__TAREAS A REALIZAR__:
• a. Transcriba del fragmento del documento el tramo que va desde "Volviendo a Duhalde, su" hasta "beneplácito del comisariato.".
• b. Responda, según el fragmento del documento, las siguientes preguntas:
(i) ¿Qué organismo de control creó Eduardo De Lázzari?
(ii) ¿En qué mes y año fue reemplazado De Lázzari?
(iii) ¿Quién lo reemplazó?

__FRAGMENTO DEL DOCUMENTO__:

########

Volviendo a Duhalde, su obligado ímpetu de sanear a esa indisciplinada milicia policial fue puesto en manos del entonces procurador Eduardo De Lázzari, quien empezó una ambiciosa estrategia con la creación del Área Especial, un organismo de control, formado por funcionarios policiales desprendidos de La Bonaerense.

Pero en marzo de 1997, súbitamente, De Lázzari fue reemplazado por el duhaldista Carlos Brown, quien contaba con el beneplácito del comisariato.

Se trató de un enroque entre personalidades opuestas que se convertiría en un estilo pendular, al compás del tironeo entre las demandas de la sociedad civil y las presiones del poder policial. Un fenómeno que también devoraría a casi todos los sucesores del exbañero de Banfield.

########

__MATERIAL DE ESTUDIO__:
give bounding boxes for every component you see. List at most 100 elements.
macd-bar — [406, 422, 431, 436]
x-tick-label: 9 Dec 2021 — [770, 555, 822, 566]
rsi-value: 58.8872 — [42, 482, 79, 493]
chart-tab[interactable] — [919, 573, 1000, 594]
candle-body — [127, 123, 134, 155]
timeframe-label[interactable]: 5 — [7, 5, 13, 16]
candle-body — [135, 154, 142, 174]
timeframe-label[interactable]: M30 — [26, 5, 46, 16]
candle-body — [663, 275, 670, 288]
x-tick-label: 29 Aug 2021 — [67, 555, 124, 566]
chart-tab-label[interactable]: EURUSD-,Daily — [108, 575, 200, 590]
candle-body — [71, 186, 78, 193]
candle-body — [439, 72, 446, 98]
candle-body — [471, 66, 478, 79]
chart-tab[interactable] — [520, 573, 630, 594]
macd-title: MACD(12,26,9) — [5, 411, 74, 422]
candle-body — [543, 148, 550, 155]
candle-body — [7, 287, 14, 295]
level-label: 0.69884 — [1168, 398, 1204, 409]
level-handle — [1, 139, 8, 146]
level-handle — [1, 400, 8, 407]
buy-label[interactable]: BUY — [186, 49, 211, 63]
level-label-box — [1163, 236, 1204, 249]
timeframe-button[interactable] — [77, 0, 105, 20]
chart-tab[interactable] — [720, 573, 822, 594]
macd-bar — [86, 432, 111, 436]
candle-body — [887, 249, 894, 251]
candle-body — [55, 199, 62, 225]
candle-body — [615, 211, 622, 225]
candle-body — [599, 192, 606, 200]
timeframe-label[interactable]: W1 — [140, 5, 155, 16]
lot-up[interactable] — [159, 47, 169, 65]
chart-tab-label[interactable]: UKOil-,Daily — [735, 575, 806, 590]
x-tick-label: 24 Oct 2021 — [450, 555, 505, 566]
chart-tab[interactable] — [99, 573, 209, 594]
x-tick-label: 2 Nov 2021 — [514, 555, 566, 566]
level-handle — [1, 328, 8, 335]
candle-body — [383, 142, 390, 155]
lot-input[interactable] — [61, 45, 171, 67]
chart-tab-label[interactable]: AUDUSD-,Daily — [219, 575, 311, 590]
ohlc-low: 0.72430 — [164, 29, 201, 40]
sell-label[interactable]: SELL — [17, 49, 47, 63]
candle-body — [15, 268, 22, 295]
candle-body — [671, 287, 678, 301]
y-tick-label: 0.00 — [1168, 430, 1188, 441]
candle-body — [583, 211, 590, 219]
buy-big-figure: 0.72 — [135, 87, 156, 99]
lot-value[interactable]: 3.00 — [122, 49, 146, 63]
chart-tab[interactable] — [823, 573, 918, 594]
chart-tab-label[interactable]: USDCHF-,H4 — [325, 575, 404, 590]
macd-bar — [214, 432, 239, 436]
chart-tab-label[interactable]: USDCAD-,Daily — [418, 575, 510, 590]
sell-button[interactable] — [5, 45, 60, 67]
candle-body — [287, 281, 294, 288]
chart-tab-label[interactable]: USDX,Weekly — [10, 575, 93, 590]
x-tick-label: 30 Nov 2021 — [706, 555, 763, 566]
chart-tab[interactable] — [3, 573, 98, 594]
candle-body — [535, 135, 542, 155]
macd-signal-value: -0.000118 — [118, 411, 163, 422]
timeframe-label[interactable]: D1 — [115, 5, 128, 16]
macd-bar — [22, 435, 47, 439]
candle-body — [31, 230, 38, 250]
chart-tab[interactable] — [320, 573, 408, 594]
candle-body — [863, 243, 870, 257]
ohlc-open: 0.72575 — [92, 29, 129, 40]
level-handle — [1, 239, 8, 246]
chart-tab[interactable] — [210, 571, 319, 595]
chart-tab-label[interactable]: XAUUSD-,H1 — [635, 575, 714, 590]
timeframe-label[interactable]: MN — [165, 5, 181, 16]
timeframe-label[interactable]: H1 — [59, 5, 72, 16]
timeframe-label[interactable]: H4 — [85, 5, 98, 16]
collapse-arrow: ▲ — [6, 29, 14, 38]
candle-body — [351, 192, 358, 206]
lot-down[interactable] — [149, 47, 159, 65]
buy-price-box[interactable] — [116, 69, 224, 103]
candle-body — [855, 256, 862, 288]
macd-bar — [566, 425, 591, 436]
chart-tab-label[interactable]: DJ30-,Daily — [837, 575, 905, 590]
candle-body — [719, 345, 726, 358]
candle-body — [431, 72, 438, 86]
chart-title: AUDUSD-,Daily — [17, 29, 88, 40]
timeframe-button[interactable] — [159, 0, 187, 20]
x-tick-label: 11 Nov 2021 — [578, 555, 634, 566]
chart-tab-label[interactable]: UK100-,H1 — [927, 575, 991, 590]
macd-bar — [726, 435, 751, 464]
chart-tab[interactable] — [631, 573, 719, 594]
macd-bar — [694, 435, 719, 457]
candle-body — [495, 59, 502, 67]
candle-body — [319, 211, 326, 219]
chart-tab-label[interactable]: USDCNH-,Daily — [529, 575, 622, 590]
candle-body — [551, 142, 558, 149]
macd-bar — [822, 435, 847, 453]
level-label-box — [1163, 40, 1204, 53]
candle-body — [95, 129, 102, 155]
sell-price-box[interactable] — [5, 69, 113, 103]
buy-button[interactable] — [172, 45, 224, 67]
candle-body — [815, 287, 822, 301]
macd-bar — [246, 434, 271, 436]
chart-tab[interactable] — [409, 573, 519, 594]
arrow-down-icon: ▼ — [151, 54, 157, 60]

########

__RESPUESTAS POR ÍTEM__:
• a.
Volviendo a Duhalde, su obligado ímpetu de sanear a esa indisciplinada milicia policial fue puesto en manos del entonces procurador Eduardo De Lázzari, quien empezó una ambiciosa estrategia con la creación del Área Especial, un organismo de control, formado por funcionarios policiales desprendidos de La Bonaerense.

Pero en marzo de 1997, súbitamente, De Lázzari fue reemplazado por el duhaldista Carlos Brown, quien contaba con el beneplácito del comisariato.

• b.
(i) El Área Especial.
(ii) En marzo de 1997.
(iii) El duhaldista Carlos Brown.